WHAT YOU HAVE TO DO:
Write out the full set of records below exactly.

DATA SHOWN:

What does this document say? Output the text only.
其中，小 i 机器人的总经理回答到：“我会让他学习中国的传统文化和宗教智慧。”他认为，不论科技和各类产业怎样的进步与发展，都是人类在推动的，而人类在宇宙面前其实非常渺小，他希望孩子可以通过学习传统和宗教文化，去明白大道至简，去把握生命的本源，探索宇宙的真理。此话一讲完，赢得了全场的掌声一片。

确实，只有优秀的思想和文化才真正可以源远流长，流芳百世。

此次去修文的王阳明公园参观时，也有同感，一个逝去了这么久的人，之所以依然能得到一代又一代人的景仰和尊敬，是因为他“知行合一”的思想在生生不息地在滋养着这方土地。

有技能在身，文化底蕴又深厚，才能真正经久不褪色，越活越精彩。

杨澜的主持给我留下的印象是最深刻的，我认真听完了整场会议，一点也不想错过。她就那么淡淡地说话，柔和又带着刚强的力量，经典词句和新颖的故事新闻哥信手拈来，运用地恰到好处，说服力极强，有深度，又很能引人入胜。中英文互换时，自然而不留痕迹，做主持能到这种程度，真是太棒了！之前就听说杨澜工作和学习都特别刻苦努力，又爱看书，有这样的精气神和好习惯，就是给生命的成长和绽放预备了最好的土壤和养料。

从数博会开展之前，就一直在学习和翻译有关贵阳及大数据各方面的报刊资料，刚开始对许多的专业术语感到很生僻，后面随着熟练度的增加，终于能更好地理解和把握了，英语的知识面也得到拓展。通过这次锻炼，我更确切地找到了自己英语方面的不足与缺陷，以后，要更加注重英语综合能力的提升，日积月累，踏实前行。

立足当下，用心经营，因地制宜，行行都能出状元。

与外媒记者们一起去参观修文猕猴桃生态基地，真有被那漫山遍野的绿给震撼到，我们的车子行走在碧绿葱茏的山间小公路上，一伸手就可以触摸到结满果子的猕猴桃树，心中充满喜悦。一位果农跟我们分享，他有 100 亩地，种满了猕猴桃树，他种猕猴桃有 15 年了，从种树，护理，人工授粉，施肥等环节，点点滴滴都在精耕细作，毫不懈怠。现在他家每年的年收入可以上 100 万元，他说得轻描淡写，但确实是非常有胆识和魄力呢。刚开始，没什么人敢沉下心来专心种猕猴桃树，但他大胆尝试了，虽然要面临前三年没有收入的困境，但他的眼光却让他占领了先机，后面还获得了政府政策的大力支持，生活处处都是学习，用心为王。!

RESULT:
What does this document say? Output the text only.
其中，小 i 机器人的总经理回答到：“我会让他学习中国的传统文化和宗教智慧。”他认为，不论科技和各类产业怎样的进步与发展，都是人类在推动的，而人类在宇宙面前其实非常渺小，他希望孩子可以通过学习传统和宗教文化，去明白大道至简，去把握生命的本源，探索宇宙的真理。此话一讲完，赢得了全场的掌声一片。

确实，只有优秀的思想和文化才真正可以源远流长，流芳百世。

此次去修文的王阳明公园参观时，也有同感，一个逝去了这么久的人，之所以依然能得到一代又一代人的景仰和尊敬，是因为他“知行合一”的思想在生生不息地在滋养着这方土地。

有技能在身，文化底蕴又深厚，才能真正经久不褪色，越活越精彩。

杨澜的主持给我留下的印象是最深刻的，我认真听完了整场会议，一点也不想错过。她就那么淡淡地说话，柔和又带着刚强的力量，经典词句和新颖的故事新闻哥信手拈来，运用地恰到好处，说服力极强，有深度，又很能引人入胜。中英文互换时，自然而不留痕迹，做主持能到这种程度，真是太棒了！之前就听说杨澜工作和学习都特别刻苦努力，又爱看书，有这样的精气神和好习惯，就是给生命的成长和绽放预备了最好的土壤和养料。

从数博会开展之前，就一直在学习和翻译有关贵阳及大数据各方面的报刊资料，刚开始对许多的专业术语感到很生僻，后面随着熟练度的增加，终于能更好地理解和把握了，英语的知识面也得到拓展。通过这次锻炼，我更确切地找到了自己英语方面的不足与缺陷，以后，要更加注重英语综合能力的提升，日积月累，踏实前行。

立足当下，用心经营，因地制宜，行行都能出状元。

与外媒记者们一起去参观修文猕猴桃生态基地，真有被那漫山遍野的绿给震撼到，我们的车子行走在碧绿葱茏的山间小公路上，一伸手就可以触摸到结满果子的猕猴桃树，心中充满喜悦。一位果农跟我们分享，他有 100 亩地，种满了猕猴桃树，他种猕猴桃有 15 年了，从种树，护理，人工授粉，施肥等环节，点点滴滴都在精耕细作，毫不懈怠。现在他家每年的年收入可以上 100 万元，他说得轻描淡写，但确实是非常有胆识和魄力呢。刚开始，没什么人敢沉下心来专心种猕猴桃树，但他大胆尝试了，虽然要面临前三年没有收入的困境，但他的眼光却让他占领了先机，后面还获得了政府政策的大力支持，生活处处都是学习，用心为王。!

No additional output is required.